§ TASK PROMPT: Transcribe each entry below exactly. Pictures do not go in the copy.

-- start INPUT FOR THIS TASK --

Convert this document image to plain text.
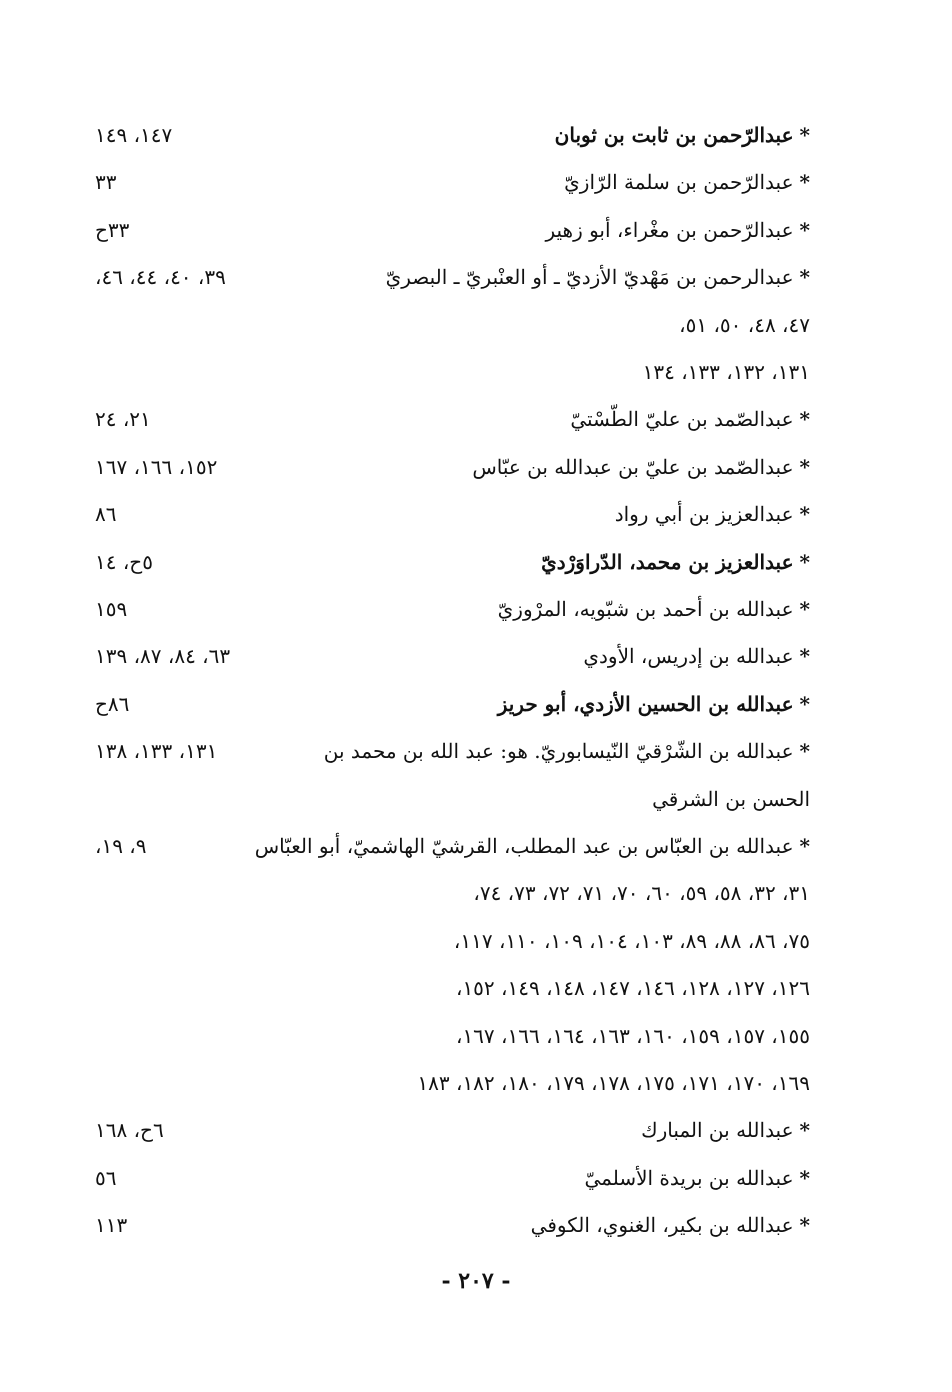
*عبدالرّحمن بن ثابت بن ثوبان
١٤٧، ١٤٩
*عبدالرّحمن بن سلمة الرّازيّ
٣٣
*عبدالرّحمن بن مغْراء، أبو زهير
٣٣ح
*عبدالرحمن بن مَهْديّ الأزديّ ـ أو العنْبريّ ـ البصريّ
٣٩، ٤٠، ٤٤، ٤٦،
٤٧، ٤٨، ٥٠، ٥١،
١٣١، ١٣٢، ١٣٣، ١٣٤
*عبدالصّمد بن عليّ الطّسْتيّ
٢١، ٢٤
*عبدالصّمد بن عليّ بن عبدالله بن عبّاس
١٥٢، ١٦٦، ١٦٧
*عبدالعزيز بن أبي رواد
٨٦
*عبدالعزيز بن محمد، الدّراوَرْديّ
٥ح، ١٤
*عبدالله بن أحمد بن شبّويه، المرْوزيّ
١٥٩
*عبدالله بن إدريس، الأودي
٦٣، ٨٤، ٨٧، ١٣٩
*عبدالله بن الحسين الأزدي، أبو حريز
٨٦ح
*عبدالله بن الشّرْقيّ النّيسابوريّ. هو: عبد الله بن محمد بن
١٣١، ١٣٣، ١٣٨
الحسن بن الشرقي
*عبدالله بن العبّاس بن عبد المطلب، القرشيّ الهاشميّ، أبو العبّاس
٩، ١٩،
٣١، ٣٢، ٥٨، ٥٩، ٦٠، ٧٠، ٧١، ٧٢، ٧٣، ٧٤،
٧٥، ٨٦، ٨٨، ٨٩، ١٠٣، ١٠٤، ١٠٩، ١١٠، ١١٧،
١٢٦، ١٢٧، ١٢٨، ١٤٦، ١٤٧، ١٤٨، ١٤٩، ١٥٢،
١٥٥، ١٥٧، ١٥٩، ١٦٠، ١٦٣، ١٦٤، ١٦٦، ١٦٧،
١٦٩، ١٧٠، ١٧١، ١٧٥، ١٧٨، ١٧٩، ١٨٠، ١٨٢، ١٨٣
*عبدالله بن المبارك
٦ح، ١٦٨
*عبدالله بن بريدة الأسلميّ
٥٦
*عبدالله بن بكير، الغنوي، الكوفي
١١٣
- ٢٠٧ -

-- end INPUT FOR THIS TASK --

§ EXERCISE RESPONSE:
Convert this document image to plain text.
*عبدالرّحمن بن ثابت بن ثوبان
١٤٧، ١٤٩
*عبدالرّحمن بن سلمة الرّازيّ
٣٣
*عبدالرّحمن بن مغْراء، أبو زهير
٣٣ح
*عبدالرحمن بن مَهْديّ الأزديّ ـ أو العنْبريّ ـ البصريّ
٣٩، ٤٠، ٤٤، ٤٦،
٤٧، ٤٨، ٥٠، ٥١،
١٣١، ١٣٢، ١٣٣، ١٣٤
*عبدالصّمد بن عليّ الطّسْتيّ
٢١، ٢٤
*عبدالصّمد بن عليّ بن عبدالله بن عبّاس
١٥٢، ١٦٦، ١٦٧
*عبدالعزيز بن أبي رواد
٨٦
*عبدالعزيز بن محمد، الدّراوَرْديّ
٥ح، ١٤
*عبدالله بن أحمد بن شبّويه، المرْوزيّ
١٥٩
*عبدالله بن إدريس، الأودي
٦٣، ٨٤، ٨٧، ١٣٩
*عبدالله بن الحسين الأزدي، أبو حريز
٨٦ح
*عبدالله بن الشّرْقيّ النّيسابوريّ. هو: عبد الله بن محمد بن
١٣١، ١٣٣، ١٣٨
الحسن بن الشرقي
*عبدالله بن العبّاس بن عبد المطلب، القرشيّ الهاشميّ، أبو العبّاس
٩، ١٩،
٣١، ٣٢، ٥٨، ٥٩، ٦٠، ٧٠، ٧١، ٧٢، ٧٣، ٧٤،
٧٥، ٨٦، ٨٨، ٨٩، ١٠٣، ١٠٤، ١٠٩، ١١٠، ١١٧،
١٢٦، ١٢٧، ١٢٨، ١٤٦، ١٤٧، ١٤٨، ١٤٩، ١٥٢،
١٥٥، ١٥٧، ١٥٩، ١٦٠، ١٦٣، ١٦٤، ١٦٦، ١٦٧،
١٦٩، ١٧٠، ١٧١، ١٧٥، ١٧٨، ١٧٩، ١٨٠، ١٨٢، ١٨٣
*عبدالله بن المبارك
٦ح، ١٦٨
*عبدالله بن بريدة الأسلميّ
٥٦
*عبدالله بن بكير، الغنوي، الكوفي
١١٣
- ٢٠٧ -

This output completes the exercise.